Your goal: In the entries below, find every line holding the string "может" and collect it.

---------- The records ----------

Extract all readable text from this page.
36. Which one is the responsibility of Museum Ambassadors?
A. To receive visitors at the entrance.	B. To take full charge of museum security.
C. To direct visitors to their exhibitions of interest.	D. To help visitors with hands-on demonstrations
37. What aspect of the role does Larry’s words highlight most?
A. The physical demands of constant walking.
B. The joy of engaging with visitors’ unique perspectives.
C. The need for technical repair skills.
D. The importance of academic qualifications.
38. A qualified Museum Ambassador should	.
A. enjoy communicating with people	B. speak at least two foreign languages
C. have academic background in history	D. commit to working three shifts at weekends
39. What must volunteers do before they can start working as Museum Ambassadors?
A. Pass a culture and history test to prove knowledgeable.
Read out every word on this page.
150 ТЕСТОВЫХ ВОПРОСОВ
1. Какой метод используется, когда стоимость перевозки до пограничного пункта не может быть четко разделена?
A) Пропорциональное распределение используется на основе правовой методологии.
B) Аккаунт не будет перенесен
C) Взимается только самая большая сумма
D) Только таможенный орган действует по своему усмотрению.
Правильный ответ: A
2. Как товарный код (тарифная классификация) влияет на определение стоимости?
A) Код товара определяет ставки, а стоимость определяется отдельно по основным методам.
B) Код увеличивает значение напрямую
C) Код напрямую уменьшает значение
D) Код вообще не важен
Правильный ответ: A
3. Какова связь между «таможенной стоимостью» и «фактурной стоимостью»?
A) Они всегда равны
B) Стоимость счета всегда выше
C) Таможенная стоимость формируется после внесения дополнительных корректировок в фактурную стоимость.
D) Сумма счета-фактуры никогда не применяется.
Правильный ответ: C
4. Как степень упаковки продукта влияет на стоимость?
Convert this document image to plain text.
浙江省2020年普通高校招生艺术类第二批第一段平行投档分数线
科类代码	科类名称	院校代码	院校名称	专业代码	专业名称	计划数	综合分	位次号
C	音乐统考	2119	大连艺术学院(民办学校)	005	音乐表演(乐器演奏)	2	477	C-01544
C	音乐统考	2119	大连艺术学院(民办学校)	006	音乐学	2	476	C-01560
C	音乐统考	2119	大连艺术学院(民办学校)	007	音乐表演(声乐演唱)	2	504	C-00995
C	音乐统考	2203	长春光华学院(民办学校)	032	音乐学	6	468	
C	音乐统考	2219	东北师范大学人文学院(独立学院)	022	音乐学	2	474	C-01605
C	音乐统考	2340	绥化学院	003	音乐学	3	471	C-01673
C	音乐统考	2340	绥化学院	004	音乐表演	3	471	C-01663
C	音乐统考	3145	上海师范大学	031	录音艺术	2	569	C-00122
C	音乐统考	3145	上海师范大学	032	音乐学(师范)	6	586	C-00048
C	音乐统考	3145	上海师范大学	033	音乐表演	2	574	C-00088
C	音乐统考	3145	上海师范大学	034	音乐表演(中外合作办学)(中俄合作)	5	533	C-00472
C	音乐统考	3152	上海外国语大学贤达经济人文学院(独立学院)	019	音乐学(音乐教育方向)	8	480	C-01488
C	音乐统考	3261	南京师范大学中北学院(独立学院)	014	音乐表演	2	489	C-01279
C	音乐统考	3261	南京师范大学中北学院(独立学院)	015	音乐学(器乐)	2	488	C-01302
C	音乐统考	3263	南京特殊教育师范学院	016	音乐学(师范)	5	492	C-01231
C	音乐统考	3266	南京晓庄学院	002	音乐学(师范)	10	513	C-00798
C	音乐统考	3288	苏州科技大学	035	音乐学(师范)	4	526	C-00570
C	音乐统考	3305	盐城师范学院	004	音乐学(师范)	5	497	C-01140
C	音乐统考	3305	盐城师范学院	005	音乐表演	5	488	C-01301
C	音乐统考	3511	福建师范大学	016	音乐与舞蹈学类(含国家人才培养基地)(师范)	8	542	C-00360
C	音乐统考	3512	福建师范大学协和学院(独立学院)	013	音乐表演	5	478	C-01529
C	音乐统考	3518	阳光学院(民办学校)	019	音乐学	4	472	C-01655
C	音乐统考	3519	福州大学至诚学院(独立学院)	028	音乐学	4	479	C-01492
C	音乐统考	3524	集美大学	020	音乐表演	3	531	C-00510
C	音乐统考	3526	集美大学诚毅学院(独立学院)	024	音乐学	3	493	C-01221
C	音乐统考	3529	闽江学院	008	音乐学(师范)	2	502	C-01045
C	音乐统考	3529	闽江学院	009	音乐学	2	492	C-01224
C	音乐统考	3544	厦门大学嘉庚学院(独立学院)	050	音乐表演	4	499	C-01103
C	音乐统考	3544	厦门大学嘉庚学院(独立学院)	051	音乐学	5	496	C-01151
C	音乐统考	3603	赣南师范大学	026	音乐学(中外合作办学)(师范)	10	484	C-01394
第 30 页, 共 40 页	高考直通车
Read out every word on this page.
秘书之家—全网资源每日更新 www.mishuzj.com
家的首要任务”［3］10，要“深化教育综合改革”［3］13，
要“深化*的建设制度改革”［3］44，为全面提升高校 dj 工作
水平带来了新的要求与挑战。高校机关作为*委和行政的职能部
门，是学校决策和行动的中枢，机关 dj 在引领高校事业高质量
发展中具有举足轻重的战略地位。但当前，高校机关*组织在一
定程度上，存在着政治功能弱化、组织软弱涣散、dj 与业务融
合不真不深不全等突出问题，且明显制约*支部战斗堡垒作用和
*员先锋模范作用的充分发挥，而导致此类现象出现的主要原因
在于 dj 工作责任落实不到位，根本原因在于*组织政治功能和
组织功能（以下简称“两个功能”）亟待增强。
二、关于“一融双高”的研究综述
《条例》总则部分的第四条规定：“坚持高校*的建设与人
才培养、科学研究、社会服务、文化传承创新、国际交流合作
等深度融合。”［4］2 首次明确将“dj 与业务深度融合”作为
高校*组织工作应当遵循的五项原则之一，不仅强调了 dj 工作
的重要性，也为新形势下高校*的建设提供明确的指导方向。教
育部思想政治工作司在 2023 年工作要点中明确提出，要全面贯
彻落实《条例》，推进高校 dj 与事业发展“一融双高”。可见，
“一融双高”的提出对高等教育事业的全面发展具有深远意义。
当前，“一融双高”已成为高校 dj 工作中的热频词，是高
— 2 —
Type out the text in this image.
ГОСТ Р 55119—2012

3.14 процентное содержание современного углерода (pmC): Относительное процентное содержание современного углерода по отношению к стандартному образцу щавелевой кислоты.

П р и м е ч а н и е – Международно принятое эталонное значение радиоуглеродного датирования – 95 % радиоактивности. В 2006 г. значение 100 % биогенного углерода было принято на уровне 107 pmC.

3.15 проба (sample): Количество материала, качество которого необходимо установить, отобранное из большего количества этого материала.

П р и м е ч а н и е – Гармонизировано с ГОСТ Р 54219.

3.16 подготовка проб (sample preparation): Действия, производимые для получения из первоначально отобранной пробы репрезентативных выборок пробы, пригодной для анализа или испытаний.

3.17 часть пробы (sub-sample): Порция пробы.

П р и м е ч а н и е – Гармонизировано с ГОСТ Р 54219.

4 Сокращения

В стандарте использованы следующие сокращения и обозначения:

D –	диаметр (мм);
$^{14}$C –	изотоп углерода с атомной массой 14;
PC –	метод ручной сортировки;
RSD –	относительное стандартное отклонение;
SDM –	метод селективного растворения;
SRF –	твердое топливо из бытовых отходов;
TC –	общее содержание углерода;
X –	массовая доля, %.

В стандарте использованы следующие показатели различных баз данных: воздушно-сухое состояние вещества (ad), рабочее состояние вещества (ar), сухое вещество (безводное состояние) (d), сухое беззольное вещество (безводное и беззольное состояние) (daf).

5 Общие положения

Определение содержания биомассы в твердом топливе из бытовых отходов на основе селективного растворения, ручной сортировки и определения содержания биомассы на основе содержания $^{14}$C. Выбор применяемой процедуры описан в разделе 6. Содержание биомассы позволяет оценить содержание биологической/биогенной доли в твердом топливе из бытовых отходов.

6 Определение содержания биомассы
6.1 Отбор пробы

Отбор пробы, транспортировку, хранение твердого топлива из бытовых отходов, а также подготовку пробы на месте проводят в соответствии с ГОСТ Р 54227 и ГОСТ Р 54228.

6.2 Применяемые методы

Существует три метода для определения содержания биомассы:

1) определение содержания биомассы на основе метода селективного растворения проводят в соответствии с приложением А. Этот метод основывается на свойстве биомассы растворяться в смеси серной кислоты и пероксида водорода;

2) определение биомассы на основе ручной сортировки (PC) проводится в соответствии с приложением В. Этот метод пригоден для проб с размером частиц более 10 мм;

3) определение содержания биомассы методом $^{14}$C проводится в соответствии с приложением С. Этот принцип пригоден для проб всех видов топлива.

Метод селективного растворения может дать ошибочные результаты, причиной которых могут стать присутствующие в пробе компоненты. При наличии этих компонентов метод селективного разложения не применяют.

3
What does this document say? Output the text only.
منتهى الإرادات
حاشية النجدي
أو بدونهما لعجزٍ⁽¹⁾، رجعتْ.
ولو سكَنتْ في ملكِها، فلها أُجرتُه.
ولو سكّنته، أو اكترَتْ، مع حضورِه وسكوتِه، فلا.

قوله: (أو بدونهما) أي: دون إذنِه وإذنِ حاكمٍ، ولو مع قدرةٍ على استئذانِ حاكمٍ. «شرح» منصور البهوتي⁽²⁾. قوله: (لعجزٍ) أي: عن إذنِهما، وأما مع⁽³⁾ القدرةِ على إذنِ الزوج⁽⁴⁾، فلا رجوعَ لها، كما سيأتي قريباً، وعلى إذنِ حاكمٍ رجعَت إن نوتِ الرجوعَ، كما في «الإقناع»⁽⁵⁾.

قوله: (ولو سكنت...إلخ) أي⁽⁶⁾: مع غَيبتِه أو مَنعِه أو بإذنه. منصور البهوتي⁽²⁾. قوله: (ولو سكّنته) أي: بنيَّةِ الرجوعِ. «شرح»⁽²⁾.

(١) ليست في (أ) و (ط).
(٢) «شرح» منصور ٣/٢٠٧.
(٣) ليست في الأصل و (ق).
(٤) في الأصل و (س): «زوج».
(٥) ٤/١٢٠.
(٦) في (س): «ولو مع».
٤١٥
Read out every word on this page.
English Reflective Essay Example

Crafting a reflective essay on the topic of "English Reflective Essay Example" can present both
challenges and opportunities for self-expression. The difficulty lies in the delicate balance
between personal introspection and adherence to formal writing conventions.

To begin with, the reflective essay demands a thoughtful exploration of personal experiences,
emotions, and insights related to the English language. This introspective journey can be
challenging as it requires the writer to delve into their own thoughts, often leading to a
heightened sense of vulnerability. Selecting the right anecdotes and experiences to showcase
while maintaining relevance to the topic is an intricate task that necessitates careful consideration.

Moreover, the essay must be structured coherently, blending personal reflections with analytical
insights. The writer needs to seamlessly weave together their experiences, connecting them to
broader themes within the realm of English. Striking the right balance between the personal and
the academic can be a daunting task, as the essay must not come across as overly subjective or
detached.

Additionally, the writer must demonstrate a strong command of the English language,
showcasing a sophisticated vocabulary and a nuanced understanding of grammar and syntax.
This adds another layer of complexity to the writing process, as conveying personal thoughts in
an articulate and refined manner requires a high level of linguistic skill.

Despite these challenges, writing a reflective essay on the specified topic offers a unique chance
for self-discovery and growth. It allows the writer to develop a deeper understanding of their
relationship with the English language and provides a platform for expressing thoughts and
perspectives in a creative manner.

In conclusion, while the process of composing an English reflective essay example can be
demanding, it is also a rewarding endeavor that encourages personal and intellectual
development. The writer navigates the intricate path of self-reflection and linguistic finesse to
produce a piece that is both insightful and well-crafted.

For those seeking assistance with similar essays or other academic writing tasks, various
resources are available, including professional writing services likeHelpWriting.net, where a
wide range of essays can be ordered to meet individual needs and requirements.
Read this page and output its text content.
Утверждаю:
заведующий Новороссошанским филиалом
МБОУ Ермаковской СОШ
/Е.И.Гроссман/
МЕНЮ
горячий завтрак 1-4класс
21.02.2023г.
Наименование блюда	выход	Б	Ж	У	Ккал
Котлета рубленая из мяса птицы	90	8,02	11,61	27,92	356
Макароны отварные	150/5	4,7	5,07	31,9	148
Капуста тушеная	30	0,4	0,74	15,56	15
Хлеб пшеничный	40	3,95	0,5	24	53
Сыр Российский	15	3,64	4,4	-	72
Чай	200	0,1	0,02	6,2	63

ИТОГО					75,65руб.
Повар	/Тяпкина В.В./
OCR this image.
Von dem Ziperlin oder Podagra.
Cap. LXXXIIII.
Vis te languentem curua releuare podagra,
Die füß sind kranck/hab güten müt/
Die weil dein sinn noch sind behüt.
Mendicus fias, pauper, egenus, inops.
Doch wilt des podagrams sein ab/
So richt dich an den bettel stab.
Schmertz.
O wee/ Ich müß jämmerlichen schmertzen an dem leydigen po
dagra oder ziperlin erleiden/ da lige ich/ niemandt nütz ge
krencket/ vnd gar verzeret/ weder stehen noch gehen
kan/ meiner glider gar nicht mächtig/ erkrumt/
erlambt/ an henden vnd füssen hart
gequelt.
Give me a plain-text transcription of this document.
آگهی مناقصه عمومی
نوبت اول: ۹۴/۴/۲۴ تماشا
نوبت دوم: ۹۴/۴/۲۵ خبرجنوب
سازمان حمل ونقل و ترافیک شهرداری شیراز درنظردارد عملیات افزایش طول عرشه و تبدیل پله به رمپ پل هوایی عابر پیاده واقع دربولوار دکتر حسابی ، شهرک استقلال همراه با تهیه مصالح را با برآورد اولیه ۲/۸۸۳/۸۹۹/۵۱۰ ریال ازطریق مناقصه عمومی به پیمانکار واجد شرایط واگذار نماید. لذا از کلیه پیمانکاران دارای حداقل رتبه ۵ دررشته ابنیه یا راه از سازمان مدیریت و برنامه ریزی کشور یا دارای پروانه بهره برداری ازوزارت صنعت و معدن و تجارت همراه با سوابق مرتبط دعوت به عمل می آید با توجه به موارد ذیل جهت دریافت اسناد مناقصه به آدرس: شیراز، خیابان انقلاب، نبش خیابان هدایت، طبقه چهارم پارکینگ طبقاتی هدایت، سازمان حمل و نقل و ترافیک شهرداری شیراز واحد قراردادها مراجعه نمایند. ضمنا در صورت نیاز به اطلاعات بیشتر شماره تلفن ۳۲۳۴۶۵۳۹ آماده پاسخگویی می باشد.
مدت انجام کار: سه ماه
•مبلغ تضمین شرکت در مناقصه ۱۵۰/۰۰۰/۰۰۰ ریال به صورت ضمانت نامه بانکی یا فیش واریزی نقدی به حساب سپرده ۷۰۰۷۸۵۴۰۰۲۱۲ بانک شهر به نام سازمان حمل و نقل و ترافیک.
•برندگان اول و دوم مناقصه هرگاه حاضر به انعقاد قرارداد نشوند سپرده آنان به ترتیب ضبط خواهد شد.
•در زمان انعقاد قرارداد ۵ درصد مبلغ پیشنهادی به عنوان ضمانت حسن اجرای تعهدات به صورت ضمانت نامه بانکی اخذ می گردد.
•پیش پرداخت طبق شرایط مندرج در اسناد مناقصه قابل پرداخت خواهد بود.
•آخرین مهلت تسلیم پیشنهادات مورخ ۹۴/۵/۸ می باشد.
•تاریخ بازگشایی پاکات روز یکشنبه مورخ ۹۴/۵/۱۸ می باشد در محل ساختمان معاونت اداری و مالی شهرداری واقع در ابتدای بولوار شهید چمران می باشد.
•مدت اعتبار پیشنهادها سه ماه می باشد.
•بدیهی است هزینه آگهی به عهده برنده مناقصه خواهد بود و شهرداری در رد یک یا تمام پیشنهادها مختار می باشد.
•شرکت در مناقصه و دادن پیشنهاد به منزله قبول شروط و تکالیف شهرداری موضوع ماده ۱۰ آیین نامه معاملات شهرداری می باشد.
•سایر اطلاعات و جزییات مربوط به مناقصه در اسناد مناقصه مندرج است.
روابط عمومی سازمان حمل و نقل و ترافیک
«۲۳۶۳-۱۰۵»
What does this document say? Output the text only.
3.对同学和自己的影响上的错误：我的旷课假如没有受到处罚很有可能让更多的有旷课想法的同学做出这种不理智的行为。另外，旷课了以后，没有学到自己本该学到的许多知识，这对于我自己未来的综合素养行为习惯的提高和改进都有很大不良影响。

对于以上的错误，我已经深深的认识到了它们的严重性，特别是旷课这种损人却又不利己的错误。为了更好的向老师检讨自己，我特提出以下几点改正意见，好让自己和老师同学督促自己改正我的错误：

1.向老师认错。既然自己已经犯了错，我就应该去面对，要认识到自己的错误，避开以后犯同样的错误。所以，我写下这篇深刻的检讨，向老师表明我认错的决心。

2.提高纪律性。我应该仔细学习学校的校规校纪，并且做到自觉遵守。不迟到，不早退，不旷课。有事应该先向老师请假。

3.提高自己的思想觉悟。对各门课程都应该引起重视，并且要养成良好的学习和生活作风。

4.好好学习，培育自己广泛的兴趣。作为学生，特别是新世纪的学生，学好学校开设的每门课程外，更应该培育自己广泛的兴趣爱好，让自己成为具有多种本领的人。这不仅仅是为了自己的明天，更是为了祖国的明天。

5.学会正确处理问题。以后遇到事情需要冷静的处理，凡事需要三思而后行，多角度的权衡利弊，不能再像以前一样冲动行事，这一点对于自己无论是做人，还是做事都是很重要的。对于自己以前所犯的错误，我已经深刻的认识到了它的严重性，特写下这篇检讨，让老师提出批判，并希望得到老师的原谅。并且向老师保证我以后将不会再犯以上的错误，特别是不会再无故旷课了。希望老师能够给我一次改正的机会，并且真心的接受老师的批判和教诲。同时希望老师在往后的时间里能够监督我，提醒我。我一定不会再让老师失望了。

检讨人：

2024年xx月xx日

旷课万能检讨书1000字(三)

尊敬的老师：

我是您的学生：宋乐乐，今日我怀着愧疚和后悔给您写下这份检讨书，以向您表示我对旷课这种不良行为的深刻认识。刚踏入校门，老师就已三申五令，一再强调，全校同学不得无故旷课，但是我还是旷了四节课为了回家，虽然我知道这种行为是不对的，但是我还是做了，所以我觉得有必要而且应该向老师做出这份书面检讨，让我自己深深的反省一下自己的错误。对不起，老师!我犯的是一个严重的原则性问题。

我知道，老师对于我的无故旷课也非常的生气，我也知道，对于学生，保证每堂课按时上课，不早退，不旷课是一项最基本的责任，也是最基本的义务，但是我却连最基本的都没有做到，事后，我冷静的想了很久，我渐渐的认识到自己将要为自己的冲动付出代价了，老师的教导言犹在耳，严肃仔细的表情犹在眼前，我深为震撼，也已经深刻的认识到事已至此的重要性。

----------

Reply to the exercise:
1. Какой метод используется, когда стоимость перевозки до пограничного пункта не может быть четко разделена?
Метод селективного растворения может дать ошибочные результаты, причиной которых могут стать присутствующие в пробе компоненты. При наличии этих компонентов метод селективного разложения не применяют.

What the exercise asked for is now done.